(Dataset excerpt)
○ ○ ○ ○ ○
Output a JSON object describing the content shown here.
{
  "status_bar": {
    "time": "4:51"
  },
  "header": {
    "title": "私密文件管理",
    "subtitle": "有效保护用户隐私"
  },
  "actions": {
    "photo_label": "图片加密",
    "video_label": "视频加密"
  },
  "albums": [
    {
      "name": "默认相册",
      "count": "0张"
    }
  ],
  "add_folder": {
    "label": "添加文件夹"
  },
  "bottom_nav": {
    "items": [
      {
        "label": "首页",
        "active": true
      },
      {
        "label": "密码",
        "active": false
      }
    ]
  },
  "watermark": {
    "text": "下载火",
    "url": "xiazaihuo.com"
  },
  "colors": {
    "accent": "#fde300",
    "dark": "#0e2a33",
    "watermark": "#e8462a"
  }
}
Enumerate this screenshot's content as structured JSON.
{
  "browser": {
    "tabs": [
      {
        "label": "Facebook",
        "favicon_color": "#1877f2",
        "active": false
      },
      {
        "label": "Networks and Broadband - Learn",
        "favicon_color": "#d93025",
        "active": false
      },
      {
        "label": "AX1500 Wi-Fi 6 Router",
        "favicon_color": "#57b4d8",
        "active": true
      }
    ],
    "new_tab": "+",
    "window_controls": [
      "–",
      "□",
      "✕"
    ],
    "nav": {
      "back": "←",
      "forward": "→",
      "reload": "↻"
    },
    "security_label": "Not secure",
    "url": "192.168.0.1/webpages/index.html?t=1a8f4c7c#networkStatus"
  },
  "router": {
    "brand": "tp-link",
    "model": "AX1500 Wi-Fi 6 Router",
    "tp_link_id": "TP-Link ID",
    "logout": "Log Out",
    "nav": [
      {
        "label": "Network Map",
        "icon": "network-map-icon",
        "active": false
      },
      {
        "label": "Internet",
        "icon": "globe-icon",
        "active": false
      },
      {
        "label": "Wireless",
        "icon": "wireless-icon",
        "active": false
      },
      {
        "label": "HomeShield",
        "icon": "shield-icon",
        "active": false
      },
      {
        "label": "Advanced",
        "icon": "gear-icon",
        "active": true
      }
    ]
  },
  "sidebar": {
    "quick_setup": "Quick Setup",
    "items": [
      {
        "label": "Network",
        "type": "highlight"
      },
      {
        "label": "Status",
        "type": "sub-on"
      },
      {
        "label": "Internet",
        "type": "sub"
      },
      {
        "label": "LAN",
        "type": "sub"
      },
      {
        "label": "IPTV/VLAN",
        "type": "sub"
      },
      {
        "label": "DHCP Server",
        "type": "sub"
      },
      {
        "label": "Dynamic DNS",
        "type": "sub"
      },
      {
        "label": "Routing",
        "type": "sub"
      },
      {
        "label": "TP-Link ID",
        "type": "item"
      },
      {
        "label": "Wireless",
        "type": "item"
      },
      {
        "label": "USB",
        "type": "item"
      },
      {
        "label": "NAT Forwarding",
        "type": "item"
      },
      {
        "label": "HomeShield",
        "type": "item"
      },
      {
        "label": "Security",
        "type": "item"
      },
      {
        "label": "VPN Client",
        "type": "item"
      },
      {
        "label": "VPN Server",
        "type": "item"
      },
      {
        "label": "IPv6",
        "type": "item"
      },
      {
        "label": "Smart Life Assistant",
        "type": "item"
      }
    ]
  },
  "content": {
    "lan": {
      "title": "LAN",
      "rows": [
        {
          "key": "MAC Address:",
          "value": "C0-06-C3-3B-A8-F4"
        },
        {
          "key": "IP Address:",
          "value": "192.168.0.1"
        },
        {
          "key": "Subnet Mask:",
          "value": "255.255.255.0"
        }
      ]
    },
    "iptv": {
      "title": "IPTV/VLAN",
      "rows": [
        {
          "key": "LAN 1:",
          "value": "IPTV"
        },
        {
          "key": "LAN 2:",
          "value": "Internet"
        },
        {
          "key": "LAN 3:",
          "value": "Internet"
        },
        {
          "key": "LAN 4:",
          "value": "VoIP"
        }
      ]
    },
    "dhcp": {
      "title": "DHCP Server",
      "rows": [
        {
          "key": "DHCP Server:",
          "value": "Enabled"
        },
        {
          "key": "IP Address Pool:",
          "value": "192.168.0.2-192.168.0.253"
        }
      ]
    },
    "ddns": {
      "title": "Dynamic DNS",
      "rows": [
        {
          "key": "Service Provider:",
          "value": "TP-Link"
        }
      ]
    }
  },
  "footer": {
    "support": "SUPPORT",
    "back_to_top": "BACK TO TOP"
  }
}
○ ○ ○ ○ ○
> [Exercise description]
Go through the records line by line and count those containing the string "value". Give only the total.

> [Output of the exercise]
10